**Task prompt**
Without the pictures, output the records below word for word.

Figure content listings
[start]

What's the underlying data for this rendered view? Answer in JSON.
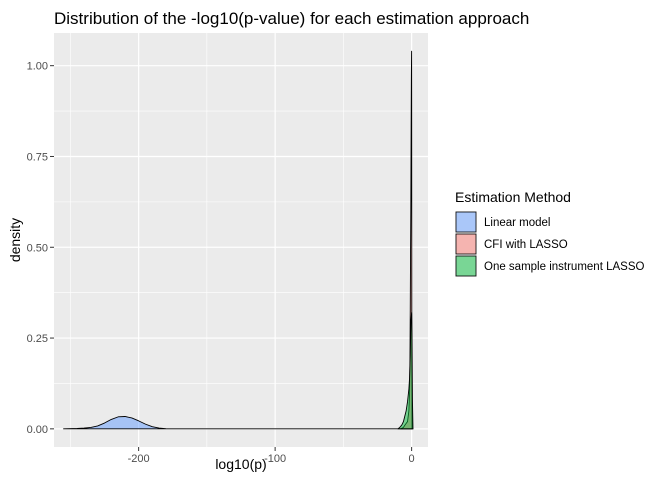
{
  "chart_data": {
    "type": "area",
    "title": "Distribution of the -log10(p-value) for each estimation approach",
    "xlabel": "log10(p)",
    "ylabel": "density",
    "xlim": [
      -262,
      12
    ],
    "ylim": [
      -0.05,
      1.09
    ],
    "x_ticks": [
      -200,
      -100,
      0
    ],
    "x_tick_labels": [
      "-200",
      "-100",
      "0"
    ],
    "y_ticks": [
      0.0,
      0.25,
      0.5,
      0.75,
      1.0
    ],
    "y_tick_labels": [
      "0.00",
      "0.25",
      "0.50",
      "0.75",
      "1.00"
    ],
    "grid": true,
    "panel_background": "#ebebeb",
    "legend": {
      "title": "Estimation Method",
      "position": "right"
    },
    "series": [
      {
        "name": "Linear model",
        "color": "#619cff",
        "x": [
          -255,
          -245,
          -240,
          -235,
          -230,
          -225,
          -220,
          -215,
          -210,
          -205,
          -200,
          -195,
          -190,
          -185,
          -180,
          -175,
          -150,
          -100,
          -50,
          -20,
          -10,
          -5,
          -3,
          -1,
          0,
          1
        ],
        "values": [
          0.0,
          0.001,
          0.002,
          0.004,
          0.008,
          0.016,
          0.026,
          0.033,
          0.034,
          0.03,
          0.022,
          0.013,
          0.006,
          0.002,
          0.0005,
          0.0,
          0.0,
          0.0,
          0.0,
          0.0,
          0.0,
          0.0,
          0.0,
          0.0,
          0.0,
          0.0
        ]
      },
      {
        "name": "CFI with LASSO",
        "color": "#f8766d",
        "x": [
          -8,
          -6,
          -5,
          -4,
          -3,
          -2,
          -1.5,
          -1.2,
          -1,
          -0.8,
          -0.6,
          -0.45,
          -0.3,
          -0.2,
          -0.12,
          -0.05,
          0,
          0.05,
          0.15,
          0.3
        ],
        "values": [
          0.0,
          0.004,
          0.01,
          0.015,
          0.02,
          0.05,
          0.1,
          0.2,
          0.33,
          0.48,
          0.6,
          0.75,
          0.88,
          0.96,
          1.0,
          1.03,
          1.04,
          0.9,
          0.2,
          0.0
        ]
      },
      {
        "name": "One sample instrument LASSO",
        "color": "#00ba38",
        "x": [
          -10,
          -9,
          -8,
          -7,
          -6,
          -5,
          -4,
          -3,
          -2,
          -1.5,
          -1,
          -0.5,
          0,
          0.3,
          0.6,
          1
        ],
        "values": [
          0.0,
          0.003,
          0.007,
          0.012,
          0.02,
          0.035,
          0.05,
          0.075,
          0.11,
          0.14,
          0.2,
          0.3,
          0.32,
          0.25,
          0.08,
          0.0
        ]
      }
    ]
  }
}
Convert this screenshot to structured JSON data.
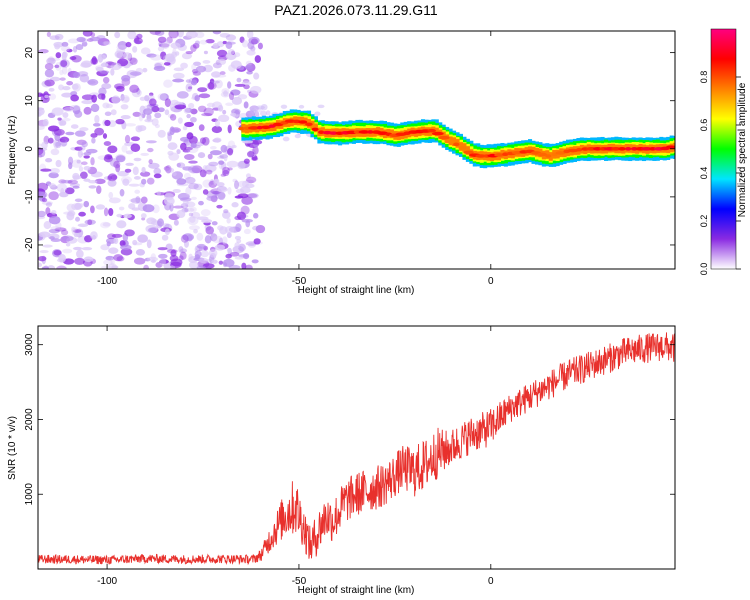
{
  "figure_title": "PAZ1.2026.073.11.29.G11",
  "chart_data": [
    {
      "type": "heatmap",
      "title": "PAZ1.2026.073.11.29.G11",
      "xlabel": "Height of straight line (km)",
      "ylabel": "Frequency (Hz)",
      "xlim": [
        -118,
        48
      ],
      "ylim": [
        -25,
        24.5
      ],
      "xticks": [
        -100,
        -50,
        0
      ],
      "yticks": [
        -20,
        -10,
        0,
        10,
        20
      ],
      "colorbar": {
        "label": "Normalized spectral amplitude",
        "range": [
          0,
          1
        ],
        "ticks": [
          "0.0",
          "0.2",
          "0.4",
          "0.6",
          "0.8"
        ],
        "colors": [
          "#ffffff",
          "#8a2be2",
          "#0000ff",
          "#00e5ff",
          "#00ff00",
          "#ffff00",
          "#ff8000",
          "#ff0000",
          "#ff0080"
        ]
      },
      "noise_region": {
        "x_from": -118,
        "x_to": -60,
        "level": "low (~0.1-0.2)"
      },
      "ridge": {
        "x": [
          -65,
          -58,
          -52,
          -48,
          -45,
          -40,
          -35,
          -30,
          -25,
          -20,
          -15,
          -12,
          -8,
          -5,
          -3,
          0,
          5,
          10,
          15,
          20,
          25,
          30,
          35,
          40,
          45,
          48
        ],
        "frequency": [
          4.2,
          4.5,
          5.8,
          5.5,
          3.5,
          3.2,
          3.5,
          3.5,
          2.8,
          3.5,
          3.8,
          2.2,
          0.5,
          -1.2,
          -1.5,
          -1.5,
          -1.0,
          -0.5,
          -1.5,
          -0.5,
          0.0,
          0.0,
          0.0,
          0.0,
          0.0,
          0.5
        ],
        "amplitude": [
          0.85,
          0.95,
          0.85,
          0.9,
          0.95,
          0.95,
          0.9,
          0.9,
          0.85,
          0.9,
          0.9,
          0.85,
          0.8,
          0.85,
          0.9,
          0.9,
          0.85,
          0.9,
          0.85,
          0.85,
          0.9,
          0.9,
          0.95,
          0.95,
          0.95,
          0.9
        ]
      }
    },
    {
      "type": "line",
      "title": "",
      "xlabel": "Height of straight line (km)",
      "ylabel": "SNR (10 * v/v)",
      "xlim": [
        -118,
        48
      ],
      "ylim": [
        0,
        3250
      ],
      "xticks": [
        -100,
        -50,
        0
      ],
      "yticks": [
        1000,
        2000,
        3000
      ],
      "series": [
        {
          "name": "SNR",
          "color": "#e8302c",
          "x": [
            -118,
            -110,
            -100,
            -90,
            -80,
            -70,
            -62,
            -60,
            -57,
            -54,
            -51,
            -49,
            -47,
            -45,
            -43,
            -41,
            -38,
            -35,
            -32,
            -29,
            -26,
            -23,
            -20,
            -17,
            -14,
            -11,
            -8,
            -5,
            -2,
            0,
            5,
            10,
            15,
            20,
            25,
            30,
            35,
            40,
            45,
            48
          ],
          "values": [
            130,
            130,
            120,
            140,
            130,
            135,
            130,
            180,
            450,
            700,
            850,
            600,
            300,
            500,
            700,
            650,
            900,
            1000,
            1050,
            1100,
            1200,
            1350,
            1300,
            1400,
            1550,
            1600,
            1700,
            1800,
            1850,
            1900,
            2150,
            2300,
            2450,
            2600,
            2700,
            2800,
            2900,
            2950,
            2980,
            2950
          ],
          "noise_amplitude": [
            60,
            60,
            60,
            60,
            60,
            60,
            60,
            80,
            200,
            300,
            400,
            300,
            250,
            300,
            300,
            300,
            300,
            300,
            300,
            300,
            300,
            300,
            350,
            350,
            350,
            250,
            250,
            250,
            250,
            250,
            200,
            200,
            200,
            200,
            200,
            200,
            200,
            200,
            200,
            200
          ]
        }
      ]
    }
  ]
}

[end]

**Completed task**
What's the underlying data for this rendered view? Answer in JSON.
{
  "chart_data": {
    "type": "area",
    "title": "Distribution of the -log10(p-value) for each estimation approach",
    "xlabel": "log10(p)",
    "ylabel": "density",
    "xlim": [
      -262,
      12
    ],
    "ylim": [
      -0.05,
      1.09
    ],
    "x_ticks": [
      -200,
      -100,
      0
    ],
    "x_tick_labels": [
      "-200",
      "-100",
      "0"
    ],
    "y_ticks": [
      0.0,
      0.25,
      0.5,
      0.75,
      1.0
    ],
    "y_tick_labels": [
      "0.00",
      "0.25",
      "0.50",
      "0.75",
      "1.00"
    ],
    "grid": true,
    "panel_background": "#ebebeb",
    "legend": {
      "title": "Estimation Method",
      "position": "right"
    },
    "series": [
      {
        "name": "Linear model",
        "color": "#619cff",
        "x": [
          -255,
          -245,
          -240,
          -235,
          -230,
          -225,
          -220,
          -215,
          -210,
          -205,
          -200,
          -195,
          -190,
          -185,
          -180,
          -175,
          -150,
          -100,
          -50,
          -20,
          -10,
          -5,
          -3,
          -1,
          0,
          1
        ],
        "values": [
          0.0,
          0.001,
          0.002,
          0.004,
          0.008,
          0.016,
          0.026,
          0.033,
          0.034,
          0.03,
          0.022,
          0.013,
          0.006,
          0.002,
          0.0005,
          0.0,
          0.0,
          0.0,
          0.0,
          0.0,
          0.0,
          0.0,
          0.0,
          0.0,
          0.0,
          0.0
        ]
      },
      {
        "name": "CFI with LASSO",
        "color": "#f8766d",
        "x": [
          -8,
          -6,
          -5,
          -4,
          -3,
          -2,
          -1.5,
          -1.2,
          -1,
          -0.8,
          -0.6,
          -0.45,
          -0.3,
          -0.2,
          -0.12,
          -0.05,
          0,
          0.05,
          0.15,
          0.3
        ],
        "values": [
          0.0,
          0.004,
          0.01,
          0.015,
          0.02,
          0.05,
          0.1,
          0.2,
          0.33,
          0.48,
          0.6,
          0.75,
          0.88,
          0.96,
          1.0,
          1.03,
          1.04,
          0.9,
          0.2,
          0.0
        ]
      },
      {
        "name": "One sample instrument LASSO",
        "color": "#00ba38",
        "x": [
          -10,
          -9,
          -8,
          -7,
          -6,
          -5,
          -4,
          -3,
          -2,
          -1.5,
          -1,
          -0.5,
          0,
          0.3,
          0.6,
          1
        ],
        "values": [
          0.0,
          0.003,
          0.007,
          0.012,
          0.02,
          0.035,
          0.05,
          0.075,
          0.11,
          0.14,
          0.2,
          0.3,
          0.32,
          0.25,
          0.08,
          0.0
        ]
      }
    ]
  }
}
Convert this screenshot to structured JSON data.
{
  "figure_title": "PAZ1.2026.073.11.29.G11",
  "chart_data": [
    {
      "type": "heatmap",
      "title": "PAZ1.2026.073.11.29.G11",
      "xlabel": "Height of straight line (km)",
      "ylabel": "Frequency (Hz)",
      "xlim": [
        -118,
        48
      ],
      "ylim": [
        -25,
        24.5
      ],
      "xticks": [
        -100,
        -50,
        0
      ],
      "yticks": [
        -20,
        -10,
        0,
        10,
        20
      ],
      "colorbar": {
        "label": "Normalized spectral amplitude",
        "range": [
          0,
          1
        ],
        "ticks": [
          "0.0",
          "0.2",
          "0.4",
          "0.6",
          "0.8"
        ],
        "colors": [
          "#ffffff",
          "#8a2be2",
          "#0000ff",
          "#00e5ff",
          "#00ff00",
          "#ffff00",
          "#ff8000",
          "#ff0000",
          "#ff0080"
        ]
      },
      "noise_region": {
        "x_from": -118,
        "x_to": -60,
        "level": "low (~0.1-0.2)"
      },
      "ridge": {
        "x": [
          -65,
          -58,
          -52,
          -48,
          -45,
          -40,
          -35,
          -30,
          -25,
          -20,
          -15,
          -12,
          -8,
          -5,
          -3,
          0,
          5,
          10,
          15,
          20,
          25,
          30,
          35,
          40,
          45,
          48
        ],
        "frequency": [
          4.2,
          4.5,
          5.8,
          5.5,
          3.5,
          3.2,
          3.5,
          3.5,
          2.8,
          3.5,
          3.8,
          2.2,
          0.5,
          -1.2,
          -1.5,
          -1.5,
          -1.0,
          -0.5,
          -1.5,
          -0.5,
          0.0,
          0.0,
          0.0,
          0.0,
          0.0,
          0.5
        ],
        "amplitude": [
          0.85,
          0.95,
          0.85,
          0.9,
          0.95,
          0.95,
          0.9,
          0.9,
          0.85,
          0.9,
          0.9,
          0.85,
          0.8,
          0.85,
          0.9,
          0.9,
          0.85,
          0.9,
          0.85,
          0.85,
          0.9,
          0.9,
          0.95,
          0.95,
          0.95,
          0.9
        ]
      }
    },
    {
      "type": "line",
      "title": "",
      "xlabel": "Height of straight line (km)",
      "ylabel": "SNR (10 * v/v)",
      "xlim": [
        -118,
        48
      ],
      "ylim": [
        0,
        3250
      ],
      "xticks": [
        -100,
        -50,
        0
      ],
      "yticks": [
        1000,
        2000,
        3000
      ],
      "series": [
        {
          "name": "SNR",
          "color": "#e8302c",
          "x": [
            -118,
            -110,
            -100,
            -90,
            -80,
            -70,
            -62,
            -60,
            -57,
            -54,
            -51,
            -49,
            -47,
            -45,
            -43,
            -41,
            -38,
            -35,
            -32,
            -29,
            -26,
            -23,
            -20,
            -17,
            -14,
            -11,
            -8,
            -5,
            -2,
            0,
            5,
            10,
            15,
            20,
            25,
            30,
            35,
            40,
            45,
            48
          ],
          "values": [
            130,
            130,
            120,
            140,
            130,
            135,
            130,
            180,
            450,
            700,
            850,
            600,
            300,
            500,
            700,
            650,
            900,
            1000,
            1050,
            1100,
            1200,
            1350,
            1300,
            1400,
            1550,
            1600,
            1700,
            1800,
            1850,
            1900,
            2150,
            2300,
            2450,
            2600,
            2700,
            2800,
            2900,
            2950,
            2980,
            2950
          ],
          "noise_amplitude": [
            60,
            60,
            60,
            60,
            60,
            60,
            60,
            80,
            200,
            300,
            400,
            300,
            250,
            300,
            300,
            300,
            300,
            300,
            300,
            300,
            300,
            300,
            350,
            350,
            350,
            250,
            250,
            250,
            250,
            250,
            200,
            200,
            200,
            200,
            200,
            200,
            200,
            200,
            200,
            200
          ]
        }
      ]
    }
  ]
}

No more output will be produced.